• [TO DO]:
Copy whichever lines contain the string "ดเทอมแล".

Stored data
^^^^^^^^

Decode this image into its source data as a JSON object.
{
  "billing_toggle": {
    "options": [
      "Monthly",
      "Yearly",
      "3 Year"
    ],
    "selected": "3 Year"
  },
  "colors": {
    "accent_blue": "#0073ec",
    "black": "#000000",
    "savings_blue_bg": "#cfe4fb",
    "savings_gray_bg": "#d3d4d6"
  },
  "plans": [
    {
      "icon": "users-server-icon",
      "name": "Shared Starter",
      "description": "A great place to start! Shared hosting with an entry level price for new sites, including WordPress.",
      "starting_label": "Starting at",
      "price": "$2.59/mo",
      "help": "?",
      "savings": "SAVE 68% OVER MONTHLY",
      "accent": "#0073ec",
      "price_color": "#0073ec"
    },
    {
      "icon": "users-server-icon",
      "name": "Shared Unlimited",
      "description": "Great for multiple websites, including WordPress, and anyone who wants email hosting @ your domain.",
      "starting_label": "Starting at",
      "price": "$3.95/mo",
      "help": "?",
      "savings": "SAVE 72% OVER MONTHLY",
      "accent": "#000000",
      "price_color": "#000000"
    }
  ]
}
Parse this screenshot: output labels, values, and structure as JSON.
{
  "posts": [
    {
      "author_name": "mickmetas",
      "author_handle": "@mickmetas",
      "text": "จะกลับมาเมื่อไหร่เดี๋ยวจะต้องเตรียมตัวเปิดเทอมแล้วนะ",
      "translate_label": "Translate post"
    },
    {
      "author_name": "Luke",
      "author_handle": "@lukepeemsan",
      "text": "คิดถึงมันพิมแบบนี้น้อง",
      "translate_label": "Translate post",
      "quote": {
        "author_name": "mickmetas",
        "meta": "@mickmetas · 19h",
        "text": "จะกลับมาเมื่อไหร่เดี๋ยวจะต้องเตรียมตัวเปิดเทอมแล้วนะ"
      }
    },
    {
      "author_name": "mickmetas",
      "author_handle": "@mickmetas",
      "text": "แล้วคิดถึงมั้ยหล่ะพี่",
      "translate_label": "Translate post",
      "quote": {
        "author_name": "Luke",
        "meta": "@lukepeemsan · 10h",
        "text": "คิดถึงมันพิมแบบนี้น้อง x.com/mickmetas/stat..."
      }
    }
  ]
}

^^^^^^^^

• [TASK ANSWER]:
      "text": "จะกลับมาเมื่อไหร่เดี๋ยวจะต้องเตรียมตัวเปิดเทอมแล้วนะ",
        "text": "จะกลับมาเมื่อไหร่เดี๋ยวจะต้องเตรียมตัวเปิดเทอมแล้วนะ"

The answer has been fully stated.